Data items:
------------------------------------
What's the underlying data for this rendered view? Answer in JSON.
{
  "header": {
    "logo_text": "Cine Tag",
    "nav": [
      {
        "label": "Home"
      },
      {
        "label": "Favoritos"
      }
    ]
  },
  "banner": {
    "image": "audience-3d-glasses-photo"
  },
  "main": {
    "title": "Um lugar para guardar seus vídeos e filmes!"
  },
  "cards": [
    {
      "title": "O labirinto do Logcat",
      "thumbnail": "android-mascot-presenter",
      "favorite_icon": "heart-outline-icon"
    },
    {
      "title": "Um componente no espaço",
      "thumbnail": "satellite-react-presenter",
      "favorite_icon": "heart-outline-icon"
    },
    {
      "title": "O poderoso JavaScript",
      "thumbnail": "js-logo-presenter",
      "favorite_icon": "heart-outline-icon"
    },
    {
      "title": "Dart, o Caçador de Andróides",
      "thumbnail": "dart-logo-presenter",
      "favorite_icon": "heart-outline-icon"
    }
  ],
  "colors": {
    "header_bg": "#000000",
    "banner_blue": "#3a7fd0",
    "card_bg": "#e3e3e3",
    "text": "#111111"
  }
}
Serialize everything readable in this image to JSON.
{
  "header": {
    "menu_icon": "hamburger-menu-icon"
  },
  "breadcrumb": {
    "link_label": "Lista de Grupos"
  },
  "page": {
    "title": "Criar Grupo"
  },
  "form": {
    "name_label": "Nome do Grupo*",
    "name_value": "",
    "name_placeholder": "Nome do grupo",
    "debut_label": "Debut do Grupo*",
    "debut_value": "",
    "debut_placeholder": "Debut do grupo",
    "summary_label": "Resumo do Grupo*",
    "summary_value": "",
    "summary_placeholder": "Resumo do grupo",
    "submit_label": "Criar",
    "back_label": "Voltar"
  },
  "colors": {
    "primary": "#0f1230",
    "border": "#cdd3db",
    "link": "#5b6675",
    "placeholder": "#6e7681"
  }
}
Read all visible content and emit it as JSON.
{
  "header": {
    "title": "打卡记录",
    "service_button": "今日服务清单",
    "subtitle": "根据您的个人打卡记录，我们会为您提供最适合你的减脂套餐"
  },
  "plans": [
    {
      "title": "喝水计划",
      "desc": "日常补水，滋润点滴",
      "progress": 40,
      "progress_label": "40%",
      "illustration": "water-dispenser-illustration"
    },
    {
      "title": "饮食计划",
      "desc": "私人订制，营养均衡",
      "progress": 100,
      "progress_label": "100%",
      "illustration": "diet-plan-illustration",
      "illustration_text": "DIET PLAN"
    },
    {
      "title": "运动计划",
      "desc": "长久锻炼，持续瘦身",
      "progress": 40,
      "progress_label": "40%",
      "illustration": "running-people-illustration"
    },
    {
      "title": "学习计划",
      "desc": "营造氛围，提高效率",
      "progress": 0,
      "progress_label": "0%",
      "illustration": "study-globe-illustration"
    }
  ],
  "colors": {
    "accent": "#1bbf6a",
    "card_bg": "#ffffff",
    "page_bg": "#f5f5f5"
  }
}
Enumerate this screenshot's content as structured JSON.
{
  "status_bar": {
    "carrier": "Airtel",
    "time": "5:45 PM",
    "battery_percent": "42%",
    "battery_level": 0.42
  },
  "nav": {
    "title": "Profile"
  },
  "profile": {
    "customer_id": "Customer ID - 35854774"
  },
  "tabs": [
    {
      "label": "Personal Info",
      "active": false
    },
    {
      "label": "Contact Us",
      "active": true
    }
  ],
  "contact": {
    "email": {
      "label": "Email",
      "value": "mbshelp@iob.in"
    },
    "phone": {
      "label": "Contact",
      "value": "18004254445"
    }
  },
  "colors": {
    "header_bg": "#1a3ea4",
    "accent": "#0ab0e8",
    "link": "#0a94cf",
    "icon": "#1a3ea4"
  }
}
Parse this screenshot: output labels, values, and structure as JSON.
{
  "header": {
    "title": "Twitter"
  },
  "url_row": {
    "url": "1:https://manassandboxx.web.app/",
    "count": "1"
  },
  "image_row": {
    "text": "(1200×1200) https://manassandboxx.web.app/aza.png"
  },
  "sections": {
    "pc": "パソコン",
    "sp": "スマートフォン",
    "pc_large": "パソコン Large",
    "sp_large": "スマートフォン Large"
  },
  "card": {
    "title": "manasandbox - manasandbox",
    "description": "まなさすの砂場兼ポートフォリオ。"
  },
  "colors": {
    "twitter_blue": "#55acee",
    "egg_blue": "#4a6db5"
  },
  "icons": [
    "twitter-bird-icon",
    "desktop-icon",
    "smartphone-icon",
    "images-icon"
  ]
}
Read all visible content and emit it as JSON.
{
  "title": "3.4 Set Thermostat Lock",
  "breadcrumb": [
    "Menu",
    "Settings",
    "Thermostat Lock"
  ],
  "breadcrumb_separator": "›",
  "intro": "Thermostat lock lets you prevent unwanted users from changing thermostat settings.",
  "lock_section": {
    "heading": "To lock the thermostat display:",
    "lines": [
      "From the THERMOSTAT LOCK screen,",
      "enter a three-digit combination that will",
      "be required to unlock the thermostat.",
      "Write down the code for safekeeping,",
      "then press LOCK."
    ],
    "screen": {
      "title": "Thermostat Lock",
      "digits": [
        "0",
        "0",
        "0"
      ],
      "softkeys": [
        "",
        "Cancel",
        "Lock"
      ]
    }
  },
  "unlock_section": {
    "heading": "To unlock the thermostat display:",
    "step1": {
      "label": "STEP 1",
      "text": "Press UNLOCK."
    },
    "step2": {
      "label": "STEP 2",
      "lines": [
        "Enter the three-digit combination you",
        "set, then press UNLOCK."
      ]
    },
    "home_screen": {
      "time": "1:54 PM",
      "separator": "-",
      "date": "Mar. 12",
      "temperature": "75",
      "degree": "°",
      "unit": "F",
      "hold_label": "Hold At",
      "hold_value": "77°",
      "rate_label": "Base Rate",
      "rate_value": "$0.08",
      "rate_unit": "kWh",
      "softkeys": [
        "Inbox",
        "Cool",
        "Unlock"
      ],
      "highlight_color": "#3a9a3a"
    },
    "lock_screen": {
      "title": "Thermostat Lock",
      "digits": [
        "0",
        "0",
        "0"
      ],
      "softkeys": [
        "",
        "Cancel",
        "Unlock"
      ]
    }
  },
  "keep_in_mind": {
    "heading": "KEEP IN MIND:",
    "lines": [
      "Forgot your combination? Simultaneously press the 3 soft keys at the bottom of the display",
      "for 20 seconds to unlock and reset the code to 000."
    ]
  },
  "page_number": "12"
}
------------------------------------
The problem: How many lines in these entries contain the string "screenshot"? State the number and nothing more.

Answer to this exercise: 2